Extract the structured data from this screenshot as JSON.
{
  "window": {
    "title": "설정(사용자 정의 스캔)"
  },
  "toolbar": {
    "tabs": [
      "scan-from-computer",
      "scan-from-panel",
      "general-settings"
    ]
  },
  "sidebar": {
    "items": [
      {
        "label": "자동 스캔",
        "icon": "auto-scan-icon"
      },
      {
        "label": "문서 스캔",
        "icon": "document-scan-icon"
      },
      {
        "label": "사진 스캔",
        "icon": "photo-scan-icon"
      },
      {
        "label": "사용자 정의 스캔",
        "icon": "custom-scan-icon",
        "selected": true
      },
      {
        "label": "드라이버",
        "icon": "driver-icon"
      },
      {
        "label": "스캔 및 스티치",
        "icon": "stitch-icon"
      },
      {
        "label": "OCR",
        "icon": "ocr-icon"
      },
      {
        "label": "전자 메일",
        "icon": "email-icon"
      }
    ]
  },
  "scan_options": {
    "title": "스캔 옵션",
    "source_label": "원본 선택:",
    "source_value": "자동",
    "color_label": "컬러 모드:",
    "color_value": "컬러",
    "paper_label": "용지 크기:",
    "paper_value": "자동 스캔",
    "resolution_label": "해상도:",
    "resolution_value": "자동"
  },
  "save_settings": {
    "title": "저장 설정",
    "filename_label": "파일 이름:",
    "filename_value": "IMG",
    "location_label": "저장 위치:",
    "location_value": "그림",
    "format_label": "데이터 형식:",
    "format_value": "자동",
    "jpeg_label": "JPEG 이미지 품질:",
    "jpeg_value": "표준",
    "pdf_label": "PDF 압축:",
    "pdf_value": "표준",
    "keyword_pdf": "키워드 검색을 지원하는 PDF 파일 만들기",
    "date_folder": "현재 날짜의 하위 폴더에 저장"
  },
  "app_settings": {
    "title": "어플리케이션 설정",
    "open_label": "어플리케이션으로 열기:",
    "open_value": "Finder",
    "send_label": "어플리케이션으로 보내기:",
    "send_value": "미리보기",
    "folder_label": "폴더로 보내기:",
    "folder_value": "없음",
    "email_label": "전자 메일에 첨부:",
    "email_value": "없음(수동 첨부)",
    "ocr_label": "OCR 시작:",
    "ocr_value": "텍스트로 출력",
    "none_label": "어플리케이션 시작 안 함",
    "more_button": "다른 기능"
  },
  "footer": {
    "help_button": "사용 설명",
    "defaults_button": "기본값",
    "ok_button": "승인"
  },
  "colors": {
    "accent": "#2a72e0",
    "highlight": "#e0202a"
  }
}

▸ **Task statement**: Print the material above once more, exactly.

▸ **Correct output**:
Extract the structured data from this screenshot as JSON.
{
  "window": {
    "title": "설정(사용자 정의 스캔)"
  },
  "toolbar": {
    "tabs": [
      "scan-from-computer",
      "scan-from-panel",
      "general-settings"
    ]
  },
  "sidebar": {
    "items": [
      {
        "label": "자동 스캔",
        "icon": "auto-scan-icon"
      },
      {
        "label": "문서 스캔",
        "icon": "document-scan-icon"
      },
      {
        "label": "사진 스캔",
        "icon": "photo-scan-icon"
      },
      {
        "label": "사용자 정의 스캔",
        "icon": "custom-scan-icon",
        "selected": true
      },
      {
        "label": "드라이버",
        "icon": "driver-icon"
      },
      {
        "label": "스캔 및 스티치",
        "icon": "stitch-icon"
      },
      {
        "label": "OCR",
        "icon": "ocr-icon"
      },
      {
        "label": "전자 메일",
        "icon": "email-icon"
      }
    ]
  },
  "scan_options": {
    "title": "스캔 옵션",
    "source_label": "원본 선택:",
    "source_value": "자동",
    "color_label": "컬러 모드:",
    "color_value": "컬러",
    "paper_label": "용지 크기:",
    "paper_value": "자동 스캔",
    "resolution_label": "해상도:",
    "resolution_value": "자동"
  },
  "save_settings": {
    "title": "저장 설정",
    "filename_label": "파일 이름:",
    "filename_value": "IMG",
    "location_label": "저장 위치:",
    "location_value": "그림",
    "format_label": "데이터 형식:",
    "format_value": "자동",
    "jpeg_label": "JPEG 이미지 품질:",
    "jpeg_value": "표준",
    "pdf_label": "PDF 압축:",
    "pdf_value": "표준",
    "keyword_pdf": "키워드 검색을 지원하는 PDF 파일 만들기",
    "date_folder": "현재 날짜의 하위 폴더에 저장"
  },
  "app_settings": {
    "title": "어플리케이션 설정",
    "open_label": "어플리케이션으로 열기:",
    "open_value": "Finder",
    "send_label": "어플리케이션으로 보내기:",
    "send_value": "미리보기",
    "folder_label": "폴더로 보내기:",
    "folder_value": "없음",
    "email_label": "전자 메일에 첨부:",
    "email_value": "없음(수동 첨부)",
    "ocr_label": "OCR 시작:",
    "ocr_value": "텍스트로 출력",
    "none_label": "어플리케이션 시작 안 함",
    "more_button": "다른 기능"
  },
  "footer": {
    "help_button": "사용 설명",
    "defaults_button": "기본값",
    "ok_button": "승인"
  },
  "colors": {
    "accent": "#2a72e0",
    "highlight": "#e0202a"
  }
}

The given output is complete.